***** EXERCISE INPUT
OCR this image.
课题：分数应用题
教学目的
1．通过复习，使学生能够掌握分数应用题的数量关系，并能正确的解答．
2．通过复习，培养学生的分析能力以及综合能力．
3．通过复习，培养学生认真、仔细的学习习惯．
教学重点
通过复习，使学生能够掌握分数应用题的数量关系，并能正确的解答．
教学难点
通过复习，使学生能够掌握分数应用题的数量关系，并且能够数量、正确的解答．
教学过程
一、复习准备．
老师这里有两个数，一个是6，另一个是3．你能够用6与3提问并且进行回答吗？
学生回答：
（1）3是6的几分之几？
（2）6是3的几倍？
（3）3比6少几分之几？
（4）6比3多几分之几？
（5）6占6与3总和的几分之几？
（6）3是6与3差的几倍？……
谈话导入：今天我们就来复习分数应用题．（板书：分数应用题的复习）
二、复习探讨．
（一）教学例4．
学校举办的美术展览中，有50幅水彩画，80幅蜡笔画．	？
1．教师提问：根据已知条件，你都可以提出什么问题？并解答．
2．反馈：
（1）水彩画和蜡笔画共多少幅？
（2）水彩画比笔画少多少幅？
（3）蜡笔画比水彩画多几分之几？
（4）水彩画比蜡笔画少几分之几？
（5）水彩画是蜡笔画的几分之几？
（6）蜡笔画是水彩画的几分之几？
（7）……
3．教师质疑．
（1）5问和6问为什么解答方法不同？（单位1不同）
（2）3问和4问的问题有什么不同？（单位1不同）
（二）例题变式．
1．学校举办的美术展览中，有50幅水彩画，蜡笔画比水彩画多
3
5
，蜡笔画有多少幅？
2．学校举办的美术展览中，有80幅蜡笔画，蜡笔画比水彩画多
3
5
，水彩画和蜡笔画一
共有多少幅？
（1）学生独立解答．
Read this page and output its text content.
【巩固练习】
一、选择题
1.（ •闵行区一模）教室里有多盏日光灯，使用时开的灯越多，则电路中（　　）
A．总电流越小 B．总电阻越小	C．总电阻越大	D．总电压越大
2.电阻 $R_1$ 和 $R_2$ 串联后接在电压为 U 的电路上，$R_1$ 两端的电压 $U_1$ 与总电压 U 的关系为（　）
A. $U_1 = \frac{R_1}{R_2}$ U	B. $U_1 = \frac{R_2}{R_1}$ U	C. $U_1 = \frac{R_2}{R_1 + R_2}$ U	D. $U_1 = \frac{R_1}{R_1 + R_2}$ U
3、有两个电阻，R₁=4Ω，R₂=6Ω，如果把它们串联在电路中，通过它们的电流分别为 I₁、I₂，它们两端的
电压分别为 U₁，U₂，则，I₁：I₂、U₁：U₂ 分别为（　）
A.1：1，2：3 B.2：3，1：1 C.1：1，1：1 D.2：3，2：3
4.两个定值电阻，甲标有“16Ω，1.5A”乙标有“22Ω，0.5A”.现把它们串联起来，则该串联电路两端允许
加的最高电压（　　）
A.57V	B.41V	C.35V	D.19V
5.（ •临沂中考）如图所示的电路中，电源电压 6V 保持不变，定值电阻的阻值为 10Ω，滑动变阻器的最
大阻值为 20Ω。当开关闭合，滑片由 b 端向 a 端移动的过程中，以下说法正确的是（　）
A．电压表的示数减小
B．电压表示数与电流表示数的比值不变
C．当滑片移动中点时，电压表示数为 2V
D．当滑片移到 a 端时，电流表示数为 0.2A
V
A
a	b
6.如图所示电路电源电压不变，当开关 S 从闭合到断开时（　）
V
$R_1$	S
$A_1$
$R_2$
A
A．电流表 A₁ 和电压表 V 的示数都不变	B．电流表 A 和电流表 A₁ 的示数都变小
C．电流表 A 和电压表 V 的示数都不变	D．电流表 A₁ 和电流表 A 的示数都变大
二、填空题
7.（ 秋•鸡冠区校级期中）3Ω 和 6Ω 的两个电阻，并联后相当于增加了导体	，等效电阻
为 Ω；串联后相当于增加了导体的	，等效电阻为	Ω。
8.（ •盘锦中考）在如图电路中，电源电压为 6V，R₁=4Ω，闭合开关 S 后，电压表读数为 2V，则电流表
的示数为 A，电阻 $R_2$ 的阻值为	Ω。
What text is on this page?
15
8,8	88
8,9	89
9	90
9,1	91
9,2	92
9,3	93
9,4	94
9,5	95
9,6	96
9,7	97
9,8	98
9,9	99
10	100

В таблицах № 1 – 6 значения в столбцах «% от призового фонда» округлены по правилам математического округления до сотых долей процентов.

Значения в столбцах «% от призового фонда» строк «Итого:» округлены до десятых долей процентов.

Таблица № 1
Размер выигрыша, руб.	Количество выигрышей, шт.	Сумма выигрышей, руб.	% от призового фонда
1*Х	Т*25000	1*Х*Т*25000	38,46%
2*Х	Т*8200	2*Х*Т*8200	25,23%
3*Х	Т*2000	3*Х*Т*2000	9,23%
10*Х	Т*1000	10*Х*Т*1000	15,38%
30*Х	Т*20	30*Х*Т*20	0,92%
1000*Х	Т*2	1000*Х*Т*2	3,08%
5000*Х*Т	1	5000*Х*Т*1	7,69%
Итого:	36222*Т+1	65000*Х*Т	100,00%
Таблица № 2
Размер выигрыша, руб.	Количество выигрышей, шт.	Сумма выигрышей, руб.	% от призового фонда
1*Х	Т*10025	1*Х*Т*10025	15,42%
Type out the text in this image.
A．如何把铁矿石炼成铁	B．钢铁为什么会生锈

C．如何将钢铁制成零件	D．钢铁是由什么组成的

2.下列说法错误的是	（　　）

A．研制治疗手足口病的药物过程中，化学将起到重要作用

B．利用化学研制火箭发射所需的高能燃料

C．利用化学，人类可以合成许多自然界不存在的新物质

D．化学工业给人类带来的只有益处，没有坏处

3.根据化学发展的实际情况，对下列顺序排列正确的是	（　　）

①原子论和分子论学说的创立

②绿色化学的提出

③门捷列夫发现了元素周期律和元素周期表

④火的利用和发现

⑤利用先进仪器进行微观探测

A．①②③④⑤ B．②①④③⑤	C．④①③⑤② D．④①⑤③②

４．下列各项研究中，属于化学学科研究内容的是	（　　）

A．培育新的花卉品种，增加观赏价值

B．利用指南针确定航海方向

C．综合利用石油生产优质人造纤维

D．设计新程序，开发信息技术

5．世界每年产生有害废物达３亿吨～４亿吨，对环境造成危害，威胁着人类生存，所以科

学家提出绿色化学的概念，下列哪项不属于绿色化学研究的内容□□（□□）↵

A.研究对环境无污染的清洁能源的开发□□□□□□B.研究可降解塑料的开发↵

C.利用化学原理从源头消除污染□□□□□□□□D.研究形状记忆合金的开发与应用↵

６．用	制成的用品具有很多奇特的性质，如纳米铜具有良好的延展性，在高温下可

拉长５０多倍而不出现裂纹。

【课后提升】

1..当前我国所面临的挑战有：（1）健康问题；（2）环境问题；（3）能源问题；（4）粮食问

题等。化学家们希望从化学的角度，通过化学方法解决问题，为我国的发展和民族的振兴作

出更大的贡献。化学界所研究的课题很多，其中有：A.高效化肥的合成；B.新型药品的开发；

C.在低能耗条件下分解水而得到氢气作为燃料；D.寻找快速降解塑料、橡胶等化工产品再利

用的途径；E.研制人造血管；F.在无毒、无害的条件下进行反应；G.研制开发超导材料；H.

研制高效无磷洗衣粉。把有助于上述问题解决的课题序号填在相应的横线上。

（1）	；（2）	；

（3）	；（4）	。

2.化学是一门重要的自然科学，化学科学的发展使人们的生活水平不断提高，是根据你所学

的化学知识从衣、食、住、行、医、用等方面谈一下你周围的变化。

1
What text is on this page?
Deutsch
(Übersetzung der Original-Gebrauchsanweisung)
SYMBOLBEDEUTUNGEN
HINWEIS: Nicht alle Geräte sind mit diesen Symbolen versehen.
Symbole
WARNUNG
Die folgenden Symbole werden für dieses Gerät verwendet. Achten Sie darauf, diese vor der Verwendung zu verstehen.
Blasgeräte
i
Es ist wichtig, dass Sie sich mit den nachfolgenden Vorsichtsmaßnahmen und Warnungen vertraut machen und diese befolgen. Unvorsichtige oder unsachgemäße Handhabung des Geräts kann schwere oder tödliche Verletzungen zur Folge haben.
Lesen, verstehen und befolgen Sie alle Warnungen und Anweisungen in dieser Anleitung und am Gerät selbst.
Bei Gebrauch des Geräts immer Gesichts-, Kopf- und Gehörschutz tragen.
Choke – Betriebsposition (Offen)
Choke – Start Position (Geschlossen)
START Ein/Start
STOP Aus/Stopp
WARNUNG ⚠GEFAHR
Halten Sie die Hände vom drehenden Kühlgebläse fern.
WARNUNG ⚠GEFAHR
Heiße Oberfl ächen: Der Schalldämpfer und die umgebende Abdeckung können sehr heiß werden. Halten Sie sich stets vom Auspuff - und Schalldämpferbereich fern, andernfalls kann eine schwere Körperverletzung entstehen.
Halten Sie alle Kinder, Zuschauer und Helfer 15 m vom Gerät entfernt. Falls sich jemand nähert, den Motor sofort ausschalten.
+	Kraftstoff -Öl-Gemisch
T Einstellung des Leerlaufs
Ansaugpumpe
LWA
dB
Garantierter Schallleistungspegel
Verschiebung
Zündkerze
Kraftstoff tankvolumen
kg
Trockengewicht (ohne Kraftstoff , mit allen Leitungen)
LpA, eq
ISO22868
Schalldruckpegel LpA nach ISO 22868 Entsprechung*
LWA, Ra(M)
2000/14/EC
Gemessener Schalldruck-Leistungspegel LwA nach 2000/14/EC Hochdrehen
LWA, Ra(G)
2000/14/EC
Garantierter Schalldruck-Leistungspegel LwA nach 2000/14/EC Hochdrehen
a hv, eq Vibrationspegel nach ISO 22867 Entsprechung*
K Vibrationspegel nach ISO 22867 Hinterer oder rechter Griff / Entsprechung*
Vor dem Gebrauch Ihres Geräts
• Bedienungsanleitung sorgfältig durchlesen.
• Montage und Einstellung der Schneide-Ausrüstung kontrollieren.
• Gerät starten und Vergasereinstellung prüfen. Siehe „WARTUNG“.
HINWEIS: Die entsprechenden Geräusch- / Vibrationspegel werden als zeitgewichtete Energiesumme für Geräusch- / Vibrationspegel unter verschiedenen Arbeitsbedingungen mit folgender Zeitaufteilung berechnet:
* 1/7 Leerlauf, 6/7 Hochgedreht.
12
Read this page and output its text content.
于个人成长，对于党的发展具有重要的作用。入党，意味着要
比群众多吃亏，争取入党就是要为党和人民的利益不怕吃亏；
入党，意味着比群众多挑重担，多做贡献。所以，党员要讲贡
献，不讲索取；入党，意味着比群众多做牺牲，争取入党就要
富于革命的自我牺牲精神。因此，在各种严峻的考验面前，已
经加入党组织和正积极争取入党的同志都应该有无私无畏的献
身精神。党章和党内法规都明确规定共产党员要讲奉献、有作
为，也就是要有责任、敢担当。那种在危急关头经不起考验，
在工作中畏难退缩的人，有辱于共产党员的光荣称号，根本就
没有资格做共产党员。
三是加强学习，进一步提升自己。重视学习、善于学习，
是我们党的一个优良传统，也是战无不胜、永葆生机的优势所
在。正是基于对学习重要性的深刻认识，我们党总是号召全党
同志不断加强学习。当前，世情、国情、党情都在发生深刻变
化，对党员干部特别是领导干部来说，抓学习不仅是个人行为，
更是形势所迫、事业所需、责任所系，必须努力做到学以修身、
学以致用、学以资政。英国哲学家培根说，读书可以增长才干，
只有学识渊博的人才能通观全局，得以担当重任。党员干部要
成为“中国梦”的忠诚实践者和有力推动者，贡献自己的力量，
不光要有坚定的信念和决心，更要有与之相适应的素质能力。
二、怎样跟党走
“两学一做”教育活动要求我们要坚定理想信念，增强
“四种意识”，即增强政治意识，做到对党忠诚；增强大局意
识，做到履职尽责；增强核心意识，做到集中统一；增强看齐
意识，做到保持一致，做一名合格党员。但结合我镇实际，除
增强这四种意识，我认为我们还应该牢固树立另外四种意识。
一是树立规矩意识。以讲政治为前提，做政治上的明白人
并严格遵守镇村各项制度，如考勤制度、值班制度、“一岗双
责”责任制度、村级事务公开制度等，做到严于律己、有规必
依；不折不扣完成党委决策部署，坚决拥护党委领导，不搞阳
**********
EXERCISE INSTRUCTIONS - Report every line in the data above in which the word "和电压表" appears.

SOLUTION FOR THIS PROBLEM -
A．电流表 A₁ 和电压表 V 的示数都不变	B．电流表 A 和电流表 A₁ 的示数都变小
C．电流表 A 和电压表 V 的示数都不变	D．电流表 A₁ 和电流表 A 的示数都变大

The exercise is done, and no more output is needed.